**Given information**.

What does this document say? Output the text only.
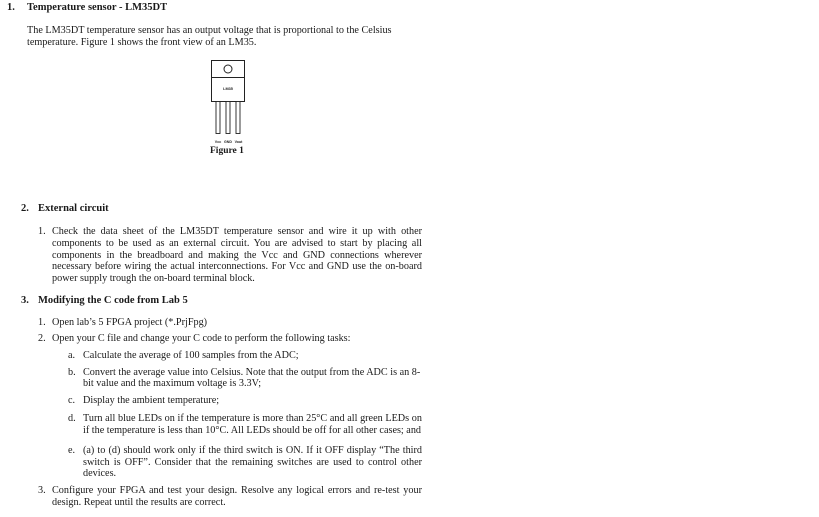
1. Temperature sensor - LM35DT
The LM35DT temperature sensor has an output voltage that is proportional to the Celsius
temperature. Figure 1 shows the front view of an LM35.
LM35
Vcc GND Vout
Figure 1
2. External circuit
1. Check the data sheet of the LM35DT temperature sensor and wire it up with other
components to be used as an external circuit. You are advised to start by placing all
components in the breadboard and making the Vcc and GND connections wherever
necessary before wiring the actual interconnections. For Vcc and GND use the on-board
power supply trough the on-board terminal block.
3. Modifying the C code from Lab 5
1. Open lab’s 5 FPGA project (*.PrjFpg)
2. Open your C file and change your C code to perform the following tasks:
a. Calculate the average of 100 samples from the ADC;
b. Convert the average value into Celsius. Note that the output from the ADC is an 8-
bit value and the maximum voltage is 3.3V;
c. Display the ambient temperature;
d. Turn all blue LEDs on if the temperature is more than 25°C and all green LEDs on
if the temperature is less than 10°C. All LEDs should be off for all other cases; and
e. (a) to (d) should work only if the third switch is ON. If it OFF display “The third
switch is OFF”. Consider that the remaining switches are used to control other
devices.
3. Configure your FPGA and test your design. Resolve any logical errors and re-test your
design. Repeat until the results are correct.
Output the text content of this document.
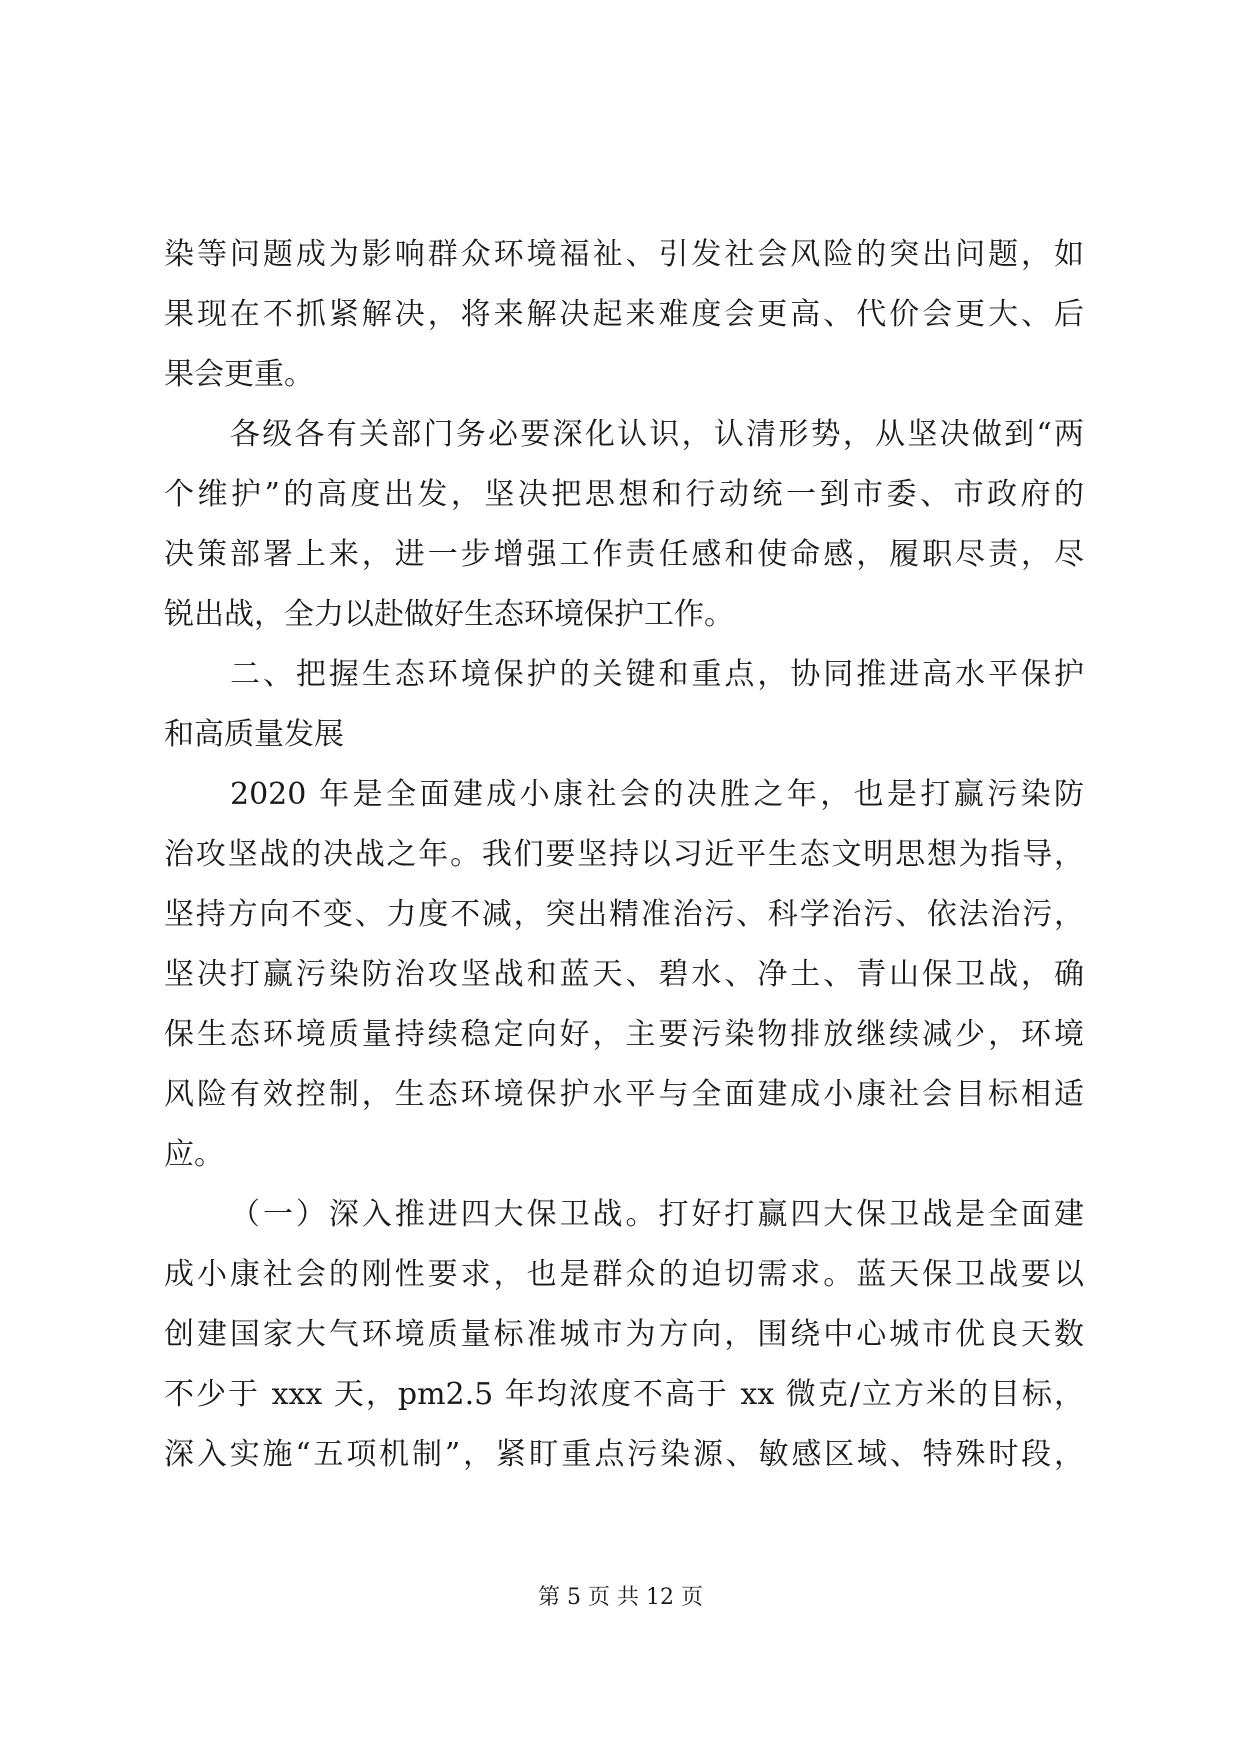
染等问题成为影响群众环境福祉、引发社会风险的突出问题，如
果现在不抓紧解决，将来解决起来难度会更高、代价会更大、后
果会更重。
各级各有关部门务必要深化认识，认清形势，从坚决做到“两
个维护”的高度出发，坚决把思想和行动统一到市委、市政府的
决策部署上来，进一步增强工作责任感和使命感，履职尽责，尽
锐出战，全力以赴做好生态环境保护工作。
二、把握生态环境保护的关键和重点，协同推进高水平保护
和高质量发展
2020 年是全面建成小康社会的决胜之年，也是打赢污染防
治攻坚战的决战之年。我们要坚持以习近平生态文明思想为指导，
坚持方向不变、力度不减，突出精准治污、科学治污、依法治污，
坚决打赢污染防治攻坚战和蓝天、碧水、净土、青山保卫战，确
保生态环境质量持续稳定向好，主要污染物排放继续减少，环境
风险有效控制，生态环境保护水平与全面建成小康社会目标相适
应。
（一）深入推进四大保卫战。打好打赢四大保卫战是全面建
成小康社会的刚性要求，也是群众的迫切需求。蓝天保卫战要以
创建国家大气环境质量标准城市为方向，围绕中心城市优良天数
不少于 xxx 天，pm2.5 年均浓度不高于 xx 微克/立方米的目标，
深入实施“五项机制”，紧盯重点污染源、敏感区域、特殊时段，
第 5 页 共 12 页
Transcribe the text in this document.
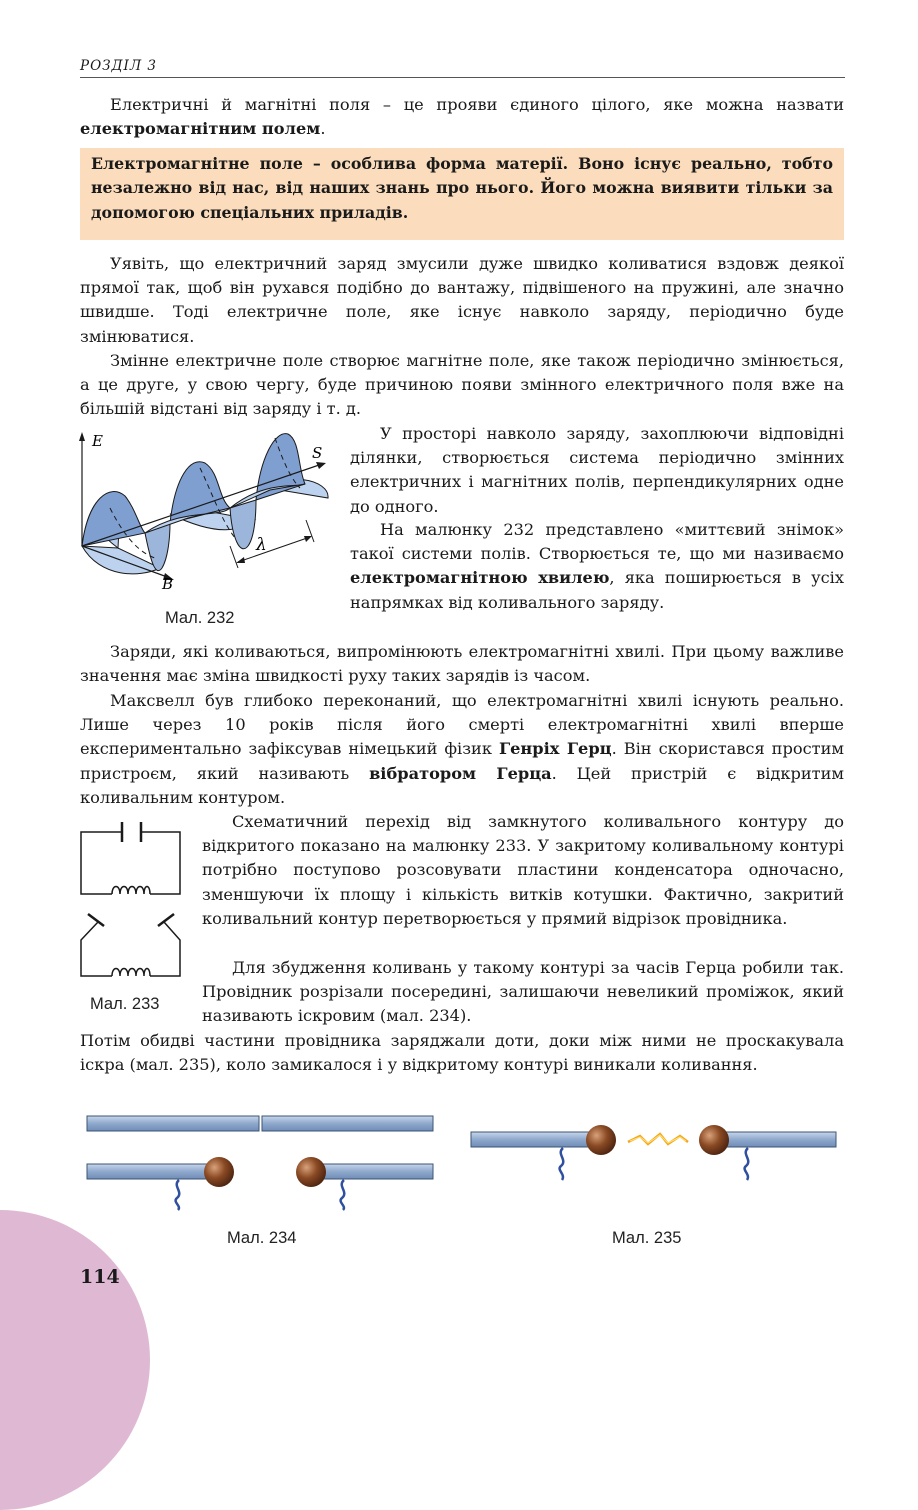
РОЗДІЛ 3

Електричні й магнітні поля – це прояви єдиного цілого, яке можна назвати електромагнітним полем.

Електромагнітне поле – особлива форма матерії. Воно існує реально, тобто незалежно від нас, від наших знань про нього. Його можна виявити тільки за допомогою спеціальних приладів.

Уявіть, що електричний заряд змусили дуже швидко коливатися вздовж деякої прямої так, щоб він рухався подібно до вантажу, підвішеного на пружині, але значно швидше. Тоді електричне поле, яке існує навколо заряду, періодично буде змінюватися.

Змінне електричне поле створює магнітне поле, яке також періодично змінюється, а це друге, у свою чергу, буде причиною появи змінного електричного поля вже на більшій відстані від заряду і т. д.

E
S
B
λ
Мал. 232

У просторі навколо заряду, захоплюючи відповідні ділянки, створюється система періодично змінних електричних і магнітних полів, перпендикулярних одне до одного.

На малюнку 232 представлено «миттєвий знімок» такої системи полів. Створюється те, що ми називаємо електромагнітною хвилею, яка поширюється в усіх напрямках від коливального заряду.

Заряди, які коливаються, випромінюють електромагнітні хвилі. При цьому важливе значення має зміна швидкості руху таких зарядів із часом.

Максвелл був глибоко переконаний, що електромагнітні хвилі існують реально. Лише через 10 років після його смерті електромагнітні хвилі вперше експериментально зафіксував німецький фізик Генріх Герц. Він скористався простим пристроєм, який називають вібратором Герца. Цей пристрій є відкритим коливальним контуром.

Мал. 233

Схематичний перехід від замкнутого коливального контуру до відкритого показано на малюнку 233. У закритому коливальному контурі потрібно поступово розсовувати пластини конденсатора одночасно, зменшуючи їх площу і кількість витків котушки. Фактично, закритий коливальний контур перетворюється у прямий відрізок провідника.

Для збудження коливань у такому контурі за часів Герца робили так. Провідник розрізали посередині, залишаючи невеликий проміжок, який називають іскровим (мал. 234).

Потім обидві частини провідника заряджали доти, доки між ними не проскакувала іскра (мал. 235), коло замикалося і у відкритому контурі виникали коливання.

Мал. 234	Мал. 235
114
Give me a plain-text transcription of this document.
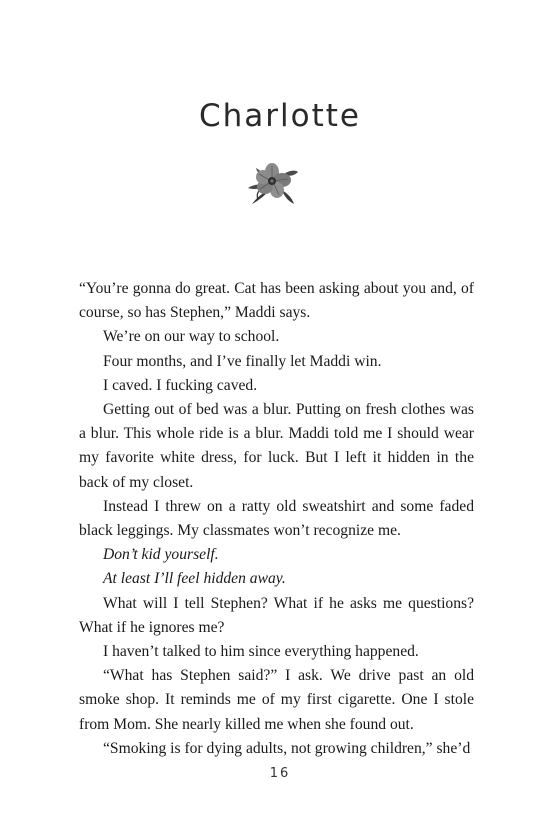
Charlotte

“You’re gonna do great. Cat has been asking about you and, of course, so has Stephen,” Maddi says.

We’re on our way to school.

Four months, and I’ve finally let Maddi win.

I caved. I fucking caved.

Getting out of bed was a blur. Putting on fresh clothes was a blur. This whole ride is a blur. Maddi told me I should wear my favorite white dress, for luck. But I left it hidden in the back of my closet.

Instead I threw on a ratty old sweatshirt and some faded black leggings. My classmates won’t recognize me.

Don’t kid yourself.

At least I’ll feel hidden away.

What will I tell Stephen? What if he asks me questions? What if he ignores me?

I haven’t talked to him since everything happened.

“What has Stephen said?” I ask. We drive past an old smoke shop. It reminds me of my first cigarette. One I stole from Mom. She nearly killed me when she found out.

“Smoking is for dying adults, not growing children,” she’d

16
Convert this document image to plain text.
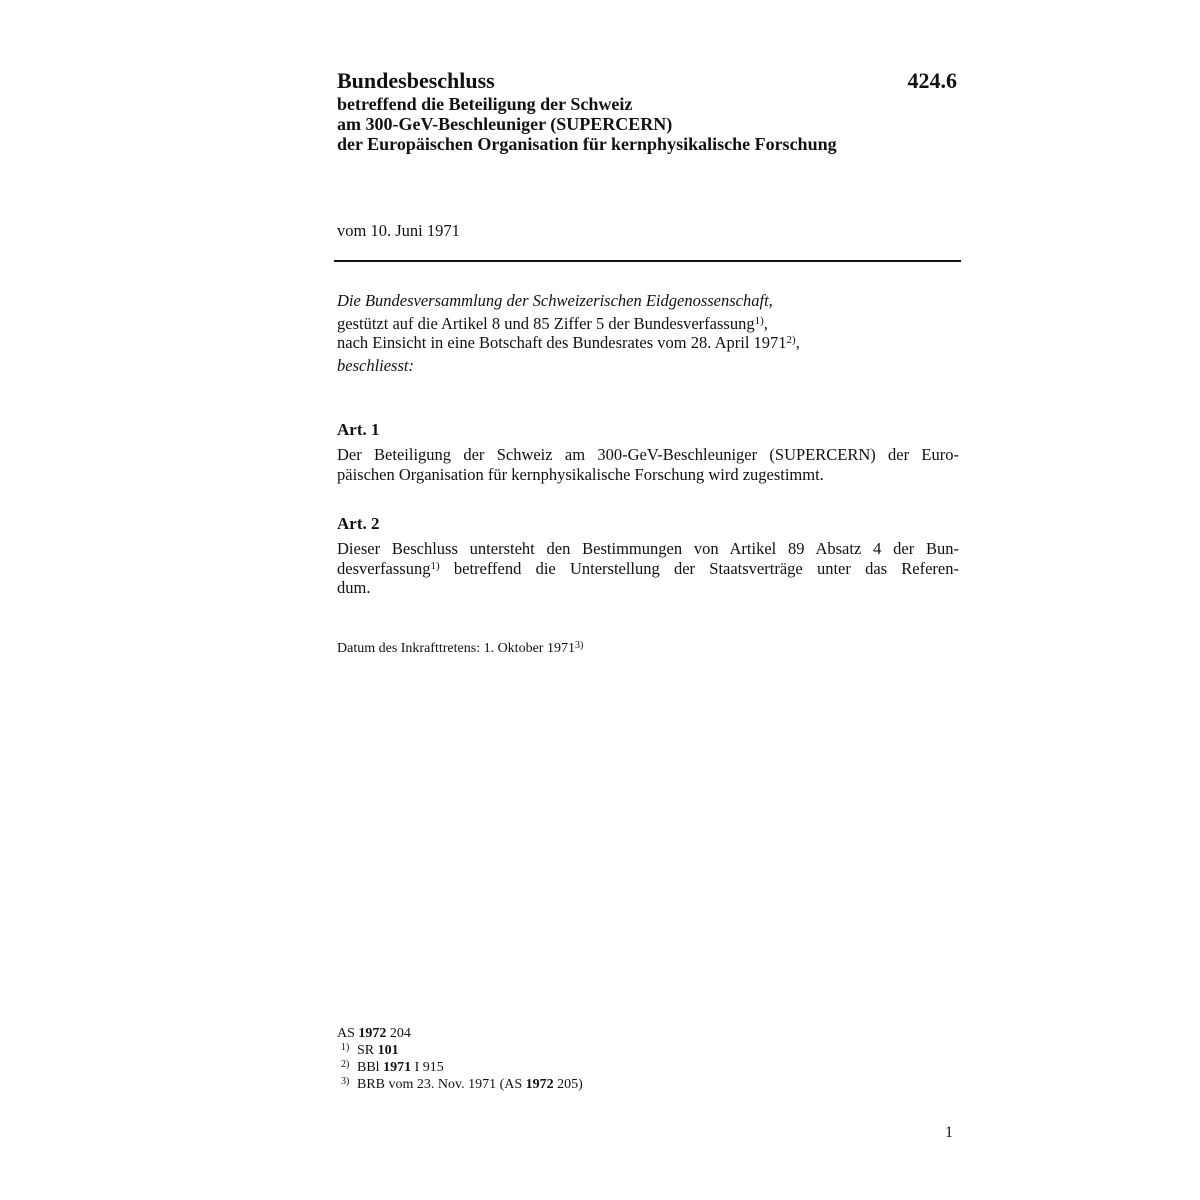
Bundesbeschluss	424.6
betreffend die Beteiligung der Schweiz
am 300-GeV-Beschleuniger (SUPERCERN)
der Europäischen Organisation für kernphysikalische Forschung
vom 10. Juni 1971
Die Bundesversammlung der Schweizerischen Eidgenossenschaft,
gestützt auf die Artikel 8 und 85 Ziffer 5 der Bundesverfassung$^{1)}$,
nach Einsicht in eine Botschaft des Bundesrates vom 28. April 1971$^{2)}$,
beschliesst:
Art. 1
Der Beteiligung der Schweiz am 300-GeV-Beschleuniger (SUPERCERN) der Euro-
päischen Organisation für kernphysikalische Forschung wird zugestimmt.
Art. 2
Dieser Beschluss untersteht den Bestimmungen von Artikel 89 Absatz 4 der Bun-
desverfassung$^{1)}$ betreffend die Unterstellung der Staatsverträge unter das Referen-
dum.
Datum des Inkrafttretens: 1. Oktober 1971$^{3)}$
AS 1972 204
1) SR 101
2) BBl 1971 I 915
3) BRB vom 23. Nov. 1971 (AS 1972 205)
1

**Task to complete**. List each line in the listing that contains the string "What".

**Full answer**.
What does this document say? Output the text only.
What will I tell Stephen? What if he asks me questions? What if he ignores me?
“What has Stephen said?” I ask. We drive past an old smoke shop. It reminds me of my first cigarette. One I stole from Mom. She nearly killed me when she found out.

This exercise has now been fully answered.